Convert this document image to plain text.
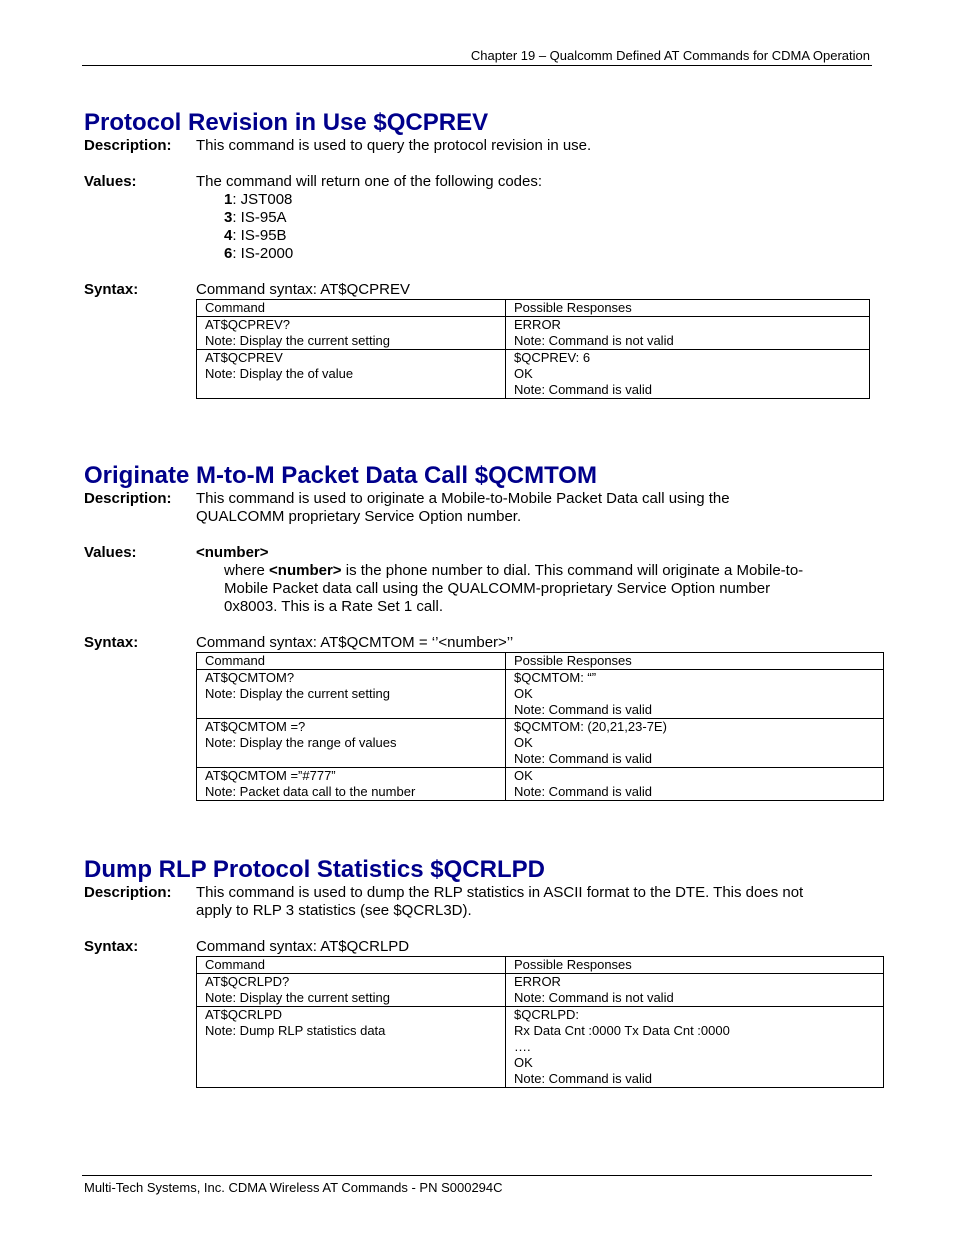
Chapter 19 – Qualcomm Defined AT Commands for CDMA Operation
Protocol Revision in Use $QCPREV
Description: This command is used to query the protocol revision in use.
Values:	The command will return one of the following codes:
1: JST008
3: IS-95A
4: IS-95B
6: IS-2000
Syntax:	Command syntax: AT$QCPREV
Command	Possible Responses

AT$QCPREV?
Note: Display the current setting	ERROR
Note: Command is not valid

AT$QCPREV
Note: Display the of value	$QCPREV: 6
OK
Note: Command is valid
Originate M-to-M Packet Data Call $QCMTOM
Description: This command is used to originate a Mobile-to-Mobile Packet Data call using the
QUALCOMM proprietary Service Option number.
Values:	<number>
where <number> is the phone number to dial. This command will originate a Mobile-to-
Mobile Packet data call using the QUALCOMM-proprietary Service Option number
0x8003. This is a Rate Set 1 call.
Syntax:	Command syntax: AT$QCMTOM = ‘’<number>’’
Command	Possible Responses

AT$QCMTOM?
Note: Display the current setting	$QCMTOM: “”
OK
Note: Command is valid

AT$QCMTOM =?
Note: Display the range of values	$QCMTOM: (20,21,23-7E)
OK
Note: Command is valid

AT$QCMTOM =”#777”
Note: Packet data call to the number	OK
Note: Command is valid
Dump RLP Protocol Statistics $QCRLPD
Description: This command is used to dump the RLP statistics in ASCII format to the DTE. This does not
apply to RLP 3 statistics (see $QCRL3D).
Syntax:	Command syntax: AT$QCRLPD
Command	Possible Responses

AT$QCRLPD?
Note: Display the current setting	ERROR
Note: Command is not valid

AT$QCRLPD
Note: Dump RLP statistics data	$QCRLPD:
Rx Data Cnt :0000 Tx Data Cnt :0000
….
OK
Note: Command is valid
Multi-Tech Systems, Inc. CDMA Wireless AT Commands - PN S000294C
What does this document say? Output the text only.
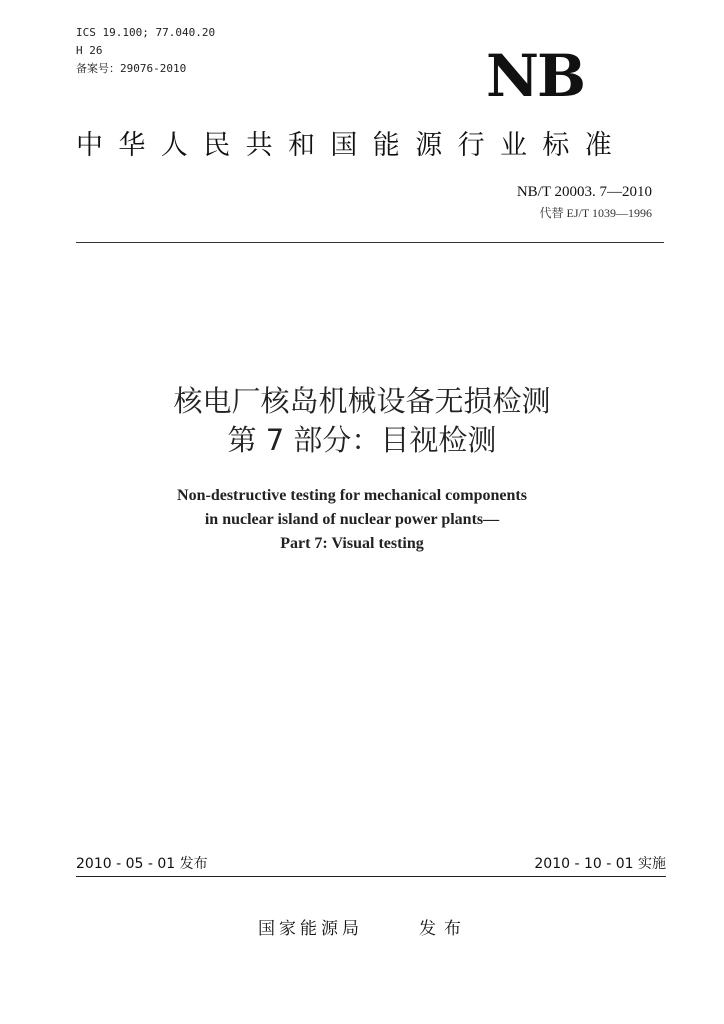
ICS 19.100; 77.040.20
H 26
备案号：29076-2010	NB
中华人民共和国能源行业标准
NB/T 20003. 7—2010
代替 EJ/T 1039—1996
核电厂核岛机械设备无损检测
第 7 部分：目视检测
Non-destructive testing for mechanical components
in nuclear island of nuclear power plants—
Part 7: Visual testing
2010 - 05 - 01 发布	2010 - 10 - 01 实施
国家能源局	发布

################

TASK DIRECTIONS:
Retype all of the entries exactly as written, leaving out any images.

CORRECT ANSWER:
Convert this document image to plain text.
Chapter 19 – Qualcomm Defined AT Commands for CDMA Operation
Protocol Revision in Use $QCPREV
Description: This command is used to query the protocol revision in use.
Values:	The command will return one of the following codes:
1: JST008
3: IS-95A
4: IS-95B
6: IS-2000
Syntax:	Command syntax: AT$QCPREV
Command	Possible Responses

AT$QCPREV?
Note: Display the current setting	ERROR
Note: Command is not valid

AT$QCPREV
Note: Display the of value	$QCPREV: 6
OK
Note: Command is valid
Originate M-to-M Packet Data Call $QCMTOM
Description: This command is used to originate a Mobile-to-Mobile Packet Data call using the
QUALCOMM proprietary Service Option number.
Values:	<number>
where <number> is the phone number to dial. This command will originate a Mobile-to-
Mobile Packet data call using the QUALCOMM-proprietary Service Option number
0x8003. This is a Rate Set 1 call.
Syntax:	Command syntax: AT$QCMTOM = ‘’<number>’’
Command	Possible Responses

AT$QCMTOM?
Note: Display the current setting	$QCMTOM: “”
OK
Note: Command is valid

AT$QCMTOM =?
Note: Display the range of values	$QCMTOM: (20,21,23-7E)
OK
Note: Command is valid

AT$QCMTOM =”#777”
Note: Packet data call to the number	OK
Note: Command is valid
Dump RLP Protocol Statistics $QCRLPD
Description: This command is used to dump the RLP statistics in ASCII format to the DTE. This does not
apply to RLP 3 statistics (see $QCRL3D).
Syntax:	Command syntax: AT$QCRLPD
Command	Possible Responses

AT$QCRLPD?
Note: Display the current setting	ERROR
Note: Command is not valid

AT$QCRLPD
Note: Dump RLP statistics data	$QCRLPD:
Rx Data Cnt :0000 Tx Data Cnt :0000
….
OK
Note: Command is valid
Multi-Tech Systems, Inc. CDMA Wireless AT Commands - PN S000294C
What does this document say? Output the text only.
ICS 19.100; 77.040.20
H 26
备案号：29076-2010	NB
中华人民共和国能源行业标准
NB/T 20003. 7—2010
代替 EJ/T 1039—1996
核电厂核岛机械设备无损检测
第 7 部分：目视检测
Non-destructive testing for mechanical components
in nuclear island of nuclear power plants—
Part 7: Visual testing
2010 - 05 - 01 发布	2010 - 10 - 01 实施
国家能源局	发布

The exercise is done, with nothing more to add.